# AIM OF THE TASK:
Transcribe all records exactly.

# EXTRACTED RECORDS:
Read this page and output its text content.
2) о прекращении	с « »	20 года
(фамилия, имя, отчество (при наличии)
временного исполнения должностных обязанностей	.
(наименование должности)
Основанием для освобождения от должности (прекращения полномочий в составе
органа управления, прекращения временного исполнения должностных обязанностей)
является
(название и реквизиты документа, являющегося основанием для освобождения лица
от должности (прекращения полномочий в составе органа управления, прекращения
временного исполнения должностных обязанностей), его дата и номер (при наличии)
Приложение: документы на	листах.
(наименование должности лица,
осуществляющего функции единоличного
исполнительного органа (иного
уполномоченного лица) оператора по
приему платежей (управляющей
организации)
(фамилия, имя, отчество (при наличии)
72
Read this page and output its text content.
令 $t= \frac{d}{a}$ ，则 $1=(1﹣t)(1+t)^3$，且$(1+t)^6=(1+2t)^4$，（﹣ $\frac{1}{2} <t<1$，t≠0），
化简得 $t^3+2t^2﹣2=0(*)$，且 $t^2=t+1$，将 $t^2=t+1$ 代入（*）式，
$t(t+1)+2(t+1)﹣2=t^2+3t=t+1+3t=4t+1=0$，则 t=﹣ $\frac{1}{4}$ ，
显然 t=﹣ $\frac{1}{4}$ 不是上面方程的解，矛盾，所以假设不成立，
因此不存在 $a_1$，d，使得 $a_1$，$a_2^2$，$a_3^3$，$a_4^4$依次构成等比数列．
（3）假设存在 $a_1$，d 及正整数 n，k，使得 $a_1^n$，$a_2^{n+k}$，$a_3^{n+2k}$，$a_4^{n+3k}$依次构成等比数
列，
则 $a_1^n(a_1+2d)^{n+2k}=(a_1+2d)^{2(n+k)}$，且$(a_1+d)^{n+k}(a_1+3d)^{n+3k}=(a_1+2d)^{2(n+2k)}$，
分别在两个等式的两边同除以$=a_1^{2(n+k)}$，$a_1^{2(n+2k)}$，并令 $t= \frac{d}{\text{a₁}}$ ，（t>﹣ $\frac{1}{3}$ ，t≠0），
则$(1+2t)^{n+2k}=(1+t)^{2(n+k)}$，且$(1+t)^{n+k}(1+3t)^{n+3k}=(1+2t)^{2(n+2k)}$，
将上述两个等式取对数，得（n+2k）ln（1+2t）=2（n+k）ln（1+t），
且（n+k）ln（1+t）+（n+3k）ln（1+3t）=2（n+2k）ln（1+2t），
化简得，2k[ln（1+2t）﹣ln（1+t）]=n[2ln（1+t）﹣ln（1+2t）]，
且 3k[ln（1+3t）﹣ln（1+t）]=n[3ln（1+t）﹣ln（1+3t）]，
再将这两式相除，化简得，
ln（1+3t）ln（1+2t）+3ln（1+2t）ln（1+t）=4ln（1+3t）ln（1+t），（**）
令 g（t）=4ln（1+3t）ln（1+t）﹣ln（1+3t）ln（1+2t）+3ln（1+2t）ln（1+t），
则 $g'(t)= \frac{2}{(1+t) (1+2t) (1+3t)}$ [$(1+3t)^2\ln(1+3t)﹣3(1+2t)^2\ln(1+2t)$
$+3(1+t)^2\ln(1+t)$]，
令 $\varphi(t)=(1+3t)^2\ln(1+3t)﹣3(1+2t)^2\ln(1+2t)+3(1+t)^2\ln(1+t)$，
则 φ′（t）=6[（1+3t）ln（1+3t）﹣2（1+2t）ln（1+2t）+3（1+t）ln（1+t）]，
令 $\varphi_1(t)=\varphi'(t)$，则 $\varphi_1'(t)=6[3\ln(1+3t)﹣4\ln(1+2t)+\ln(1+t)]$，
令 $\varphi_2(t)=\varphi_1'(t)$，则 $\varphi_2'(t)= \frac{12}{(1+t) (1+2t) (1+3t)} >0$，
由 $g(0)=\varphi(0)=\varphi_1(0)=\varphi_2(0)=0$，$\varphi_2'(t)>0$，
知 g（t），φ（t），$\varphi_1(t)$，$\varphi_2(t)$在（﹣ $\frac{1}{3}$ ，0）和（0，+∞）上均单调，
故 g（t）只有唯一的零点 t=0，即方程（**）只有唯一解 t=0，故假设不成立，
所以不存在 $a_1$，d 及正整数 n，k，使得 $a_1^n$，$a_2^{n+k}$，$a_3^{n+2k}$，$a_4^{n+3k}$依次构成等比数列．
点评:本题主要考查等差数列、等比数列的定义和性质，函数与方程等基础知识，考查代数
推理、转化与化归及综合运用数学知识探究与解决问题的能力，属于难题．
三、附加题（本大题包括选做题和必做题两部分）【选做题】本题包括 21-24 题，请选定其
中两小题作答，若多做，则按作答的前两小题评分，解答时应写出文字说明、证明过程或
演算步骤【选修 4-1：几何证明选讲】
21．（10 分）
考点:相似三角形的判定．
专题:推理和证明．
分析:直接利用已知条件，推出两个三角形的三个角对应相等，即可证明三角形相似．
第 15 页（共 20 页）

# TASK RESULT:
Read this page and output its text content.
2) о прекращении	с « »	20 года
(фамилия, имя, отчество (при наличии)
временного исполнения должностных обязанностей	.
(наименование должности)
Основанием для освобождения от должности (прекращения полномочий в составе
органа управления, прекращения временного исполнения должностных обязанностей)
является
(название и реквизиты документа, являющегося основанием для освобождения лица
от должности (прекращения полномочий в составе органа управления, прекращения
временного исполнения должностных обязанностей), его дата и номер (при наличии)
Приложение: документы на	листах.
(наименование должности лица,
осуществляющего функции единоличного
исполнительного органа (иного
уполномоченного лица) оператора по
приему платежей (управляющей
организации)
(фамилия, имя, отчество (при наличии)
72
Read this page and output its text content.
令 $t= \frac{d}{a}$ ，则 $1=(1﹣t)(1+t)^3$，且$(1+t)^6=(1+2t)^4$，（﹣ $\frac{1}{2} <t<1$，t≠0），
化简得 $t^3+2t^2﹣2=0(*)$，且 $t^2=t+1$，将 $t^2=t+1$ 代入（*）式，
$t(t+1)+2(t+1)﹣2=t^2+3t=t+1+3t=4t+1=0$，则 t=﹣ $\frac{1}{4}$ ，
显然 t=﹣ $\frac{1}{4}$ 不是上面方程的解，矛盾，所以假设不成立，
因此不存在 $a_1$，d，使得 $a_1$，$a_2^2$，$a_3^3$，$a_4^4$依次构成等比数列．
（3）假设存在 $a_1$，d 及正整数 n，k，使得 $a_1^n$，$a_2^{n+k}$，$a_3^{n+2k}$，$a_4^{n+3k}$依次构成等比数
列，
则 $a_1^n(a_1+2d)^{n+2k}=(a_1+2d)^{2(n+k)}$，且$(a_1+d)^{n+k}(a_1+3d)^{n+3k}=(a_1+2d)^{2(n+2k)}$，
分别在两个等式的两边同除以$=a_1^{2(n+k)}$，$a_1^{2(n+2k)}$，并令 $t= \frac{d}{\text{a₁}}$ ，（t>﹣ $\frac{1}{3}$ ，t≠0），
则$(1+2t)^{n+2k}=(1+t)^{2(n+k)}$，且$(1+t)^{n+k}(1+3t)^{n+3k}=(1+2t)^{2(n+2k)}$，
将上述两个等式取对数，得（n+2k）ln（1+2t）=2（n+k）ln（1+t），
且（n+k）ln（1+t）+（n+3k）ln（1+3t）=2（n+2k）ln（1+2t），
化简得，2k[ln（1+2t）﹣ln（1+t）]=n[2ln（1+t）﹣ln（1+2t）]，
且 3k[ln（1+3t）﹣ln（1+t）]=n[3ln（1+t）﹣ln（1+3t）]，
再将这两式相除，化简得，
ln（1+3t）ln（1+2t）+3ln（1+2t）ln（1+t）=4ln（1+3t）ln（1+t），（**）
令 g（t）=4ln（1+3t）ln（1+t）﹣ln（1+3t）ln（1+2t）+3ln（1+2t）ln（1+t），
则 $g'(t)= \frac{2}{(1+t) (1+2t) (1+3t)}$ [$(1+3t)^2\ln(1+3t)﹣3(1+2t)^2\ln(1+2t)$
$+3(1+t)^2\ln(1+t)$]，
令 $\varphi(t)=(1+3t)^2\ln(1+3t)﹣3(1+2t)^2\ln(1+2t)+3(1+t)^2\ln(1+t)$，
则 φ′（t）=6[（1+3t）ln（1+3t）﹣2（1+2t）ln（1+2t）+3（1+t）ln（1+t）]，
令 $\varphi_1(t)=\varphi'(t)$，则 $\varphi_1'(t)=6[3\ln(1+3t)﹣4\ln(1+2t)+\ln(1+t)]$，
令 $\varphi_2(t)=\varphi_1'(t)$，则 $\varphi_2'(t)= \frac{12}{(1+t) (1+2t) (1+3t)} >0$，
由 $g(0)=\varphi(0)=\varphi_1(0)=\varphi_2(0)=0$，$\varphi_2'(t)>0$，
知 g（t），φ（t），$\varphi_1(t)$，$\varphi_2(t)$在（﹣ $\frac{1}{3}$ ，0）和（0，+∞）上均单调，
故 g（t）只有唯一的零点 t=0，即方程（**）只有唯一解 t=0，故假设不成立，
所以不存在 $a_1$，d 及正整数 n，k，使得 $a_1^n$，$a_2^{n+k}$，$a_3^{n+2k}$，$a_4^{n+3k}$依次构成等比数列．
点评:本题主要考查等差数列、等比数列的定义和性质，函数与方程等基础知识，考查代数
推理、转化与化归及综合运用数学知识探究与解决问题的能力，属于难题．
三、附加题（本大题包括选做题和必做题两部分）【选做题】本题包括 21-24 题，请选定其
中两小题作答，若多做，则按作答的前两小题评分，解答时应写出文字说明、证明过程或
演算步骤【选修 4-1：几何证明选讲】
21．（10 分）
考点:相似三角形的判定．
专题:推理和证明．
分析:直接利用已知条件，推出两个三角形的三个角对应相等，即可证明三角形相似．
第 15 页（共 20 页）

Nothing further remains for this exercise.